══ RECORDS PROVIDED

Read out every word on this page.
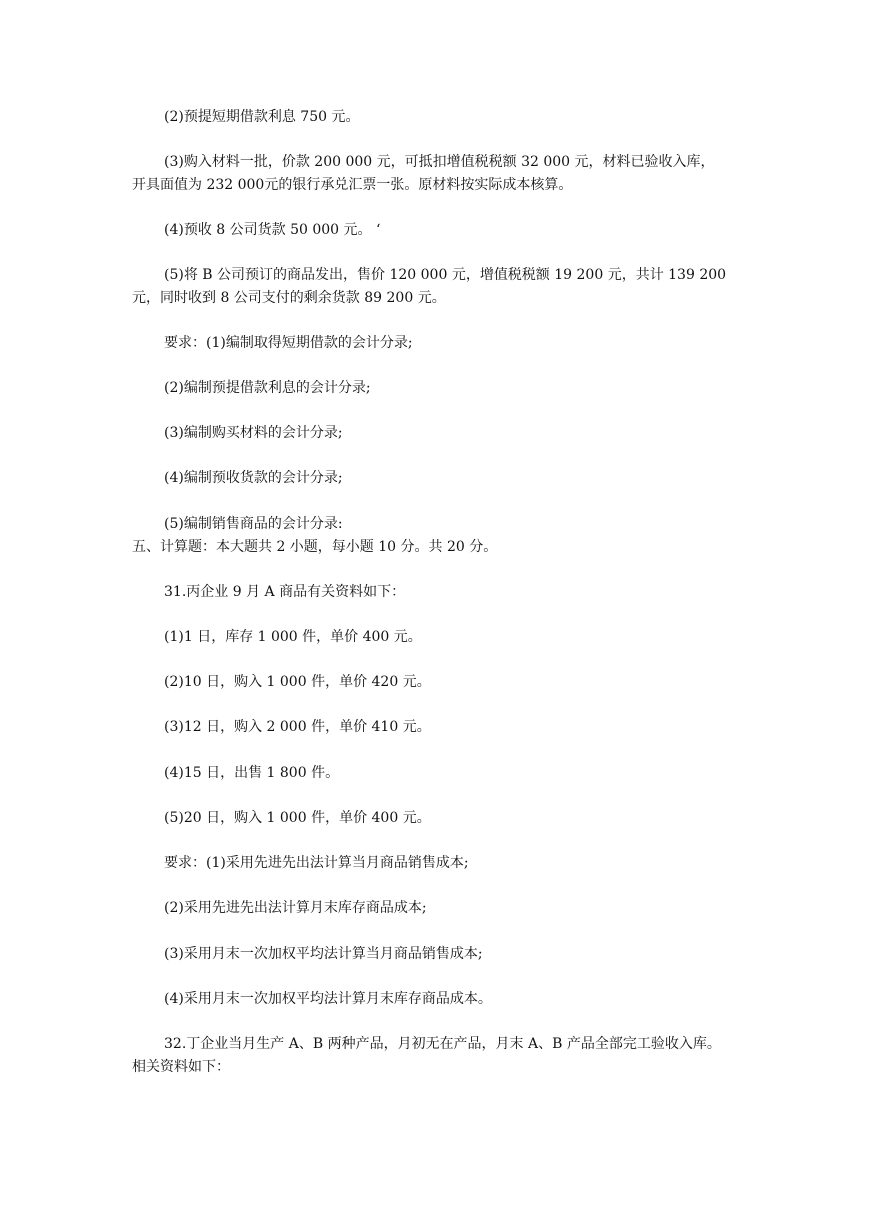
(2)预提短期借款利息 750 元。
(3)购入材料一批，价款 200 000 元，可抵扣增值税税额 32 000 元，材料已验收入库，
开具面值为 232 000元的银行承兑汇票一张。原材料按实际成本核算。
(4)预收 8 公司货款 50 000 元。 ‘
(5)将 B 公司预订的商品发出，售价 120 000 元，增值税税额 19 200 元，共计 139 200
元，同时收到 8 公司支付的剩余货款 89 200 元。
要求：(1)编制取得短期借款的会计分录;
(2)编制预提借款利息的会计分录;
(3)编制购买材料的会计分录;
(4)编制预收货款的会计分录;
(5)编制销售商品的会计分录:
五、计算题：本大题共 2 小题，每小题 10 分。共 20 分。
31.丙企业 9 月 A 商品有关资料如下：
(1)1 日，库存 1 000 件，单价 400 元。
(2)10 日，购入 1 000 件，单价 420 元。
(3)12 日，购入 2 000 件，单价 410 元。
(4)15 日，出售 1 800 件。
(5)20 日，购入 1 000 件，单价 400 元。
要求：(1)采用先进先出法计算当月商品销售成本;
(2)采用先进先出法计算月末库存商品成本;
(3)采用月末一次加权平均法计算当月商品销售成本;
(4)采用月末一次加权平均法计算月末库存商品成本。
32.丁企业当月生产 A、B 两种产品，月初无在产品，月末 A、B 产品全部完工验收入库。
相关资料如下：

════

TASK REQUIREMENTS: Copy the data exactly. Any picture it contains is to be omitted.

COMPLETE ANSWER:
Read out every word on this page.
(2)预提短期借款利息 750 元。
(3)购入材料一批，价款 200 000 元，可抵扣增值税税额 32 000 元，材料已验收入库，
开具面值为 232 000元的银行承兑汇票一张。原材料按实际成本核算。
(4)预收 8 公司货款 50 000 元。 ‘
(5)将 B 公司预订的商品发出，售价 120 000 元，增值税税额 19 200 元，共计 139 200
元，同时收到 8 公司支付的剩余货款 89 200 元。
要求：(1)编制取得短期借款的会计分录;
(2)编制预提借款利息的会计分录;
(3)编制购买材料的会计分录;
(4)编制预收货款的会计分录;
(5)编制销售商品的会计分录:
五、计算题：本大题共 2 小题，每小题 10 分。共 20 分。
31.丙企业 9 月 A 商品有关资料如下：
(1)1 日，库存 1 000 件，单价 400 元。
(2)10 日，购入 1 000 件，单价 420 元。
(3)12 日，购入 2 000 件，单价 410 元。
(4)15 日，出售 1 800 件。
(5)20 日，购入 1 000 件，单价 400 元。
要求：(1)采用先进先出法计算当月商品销售成本;
(2)采用先进先出法计算月末库存商品成本;
(3)采用月末一次加权平均法计算当月商品销售成本;
(4)采用月末一次加权平均法计算月末库存商品成本。
32.丁企业当月生产 A、B 两种产品，月初无在产品，月末 A、B 产品全部完工验收入库。
相关资料如下：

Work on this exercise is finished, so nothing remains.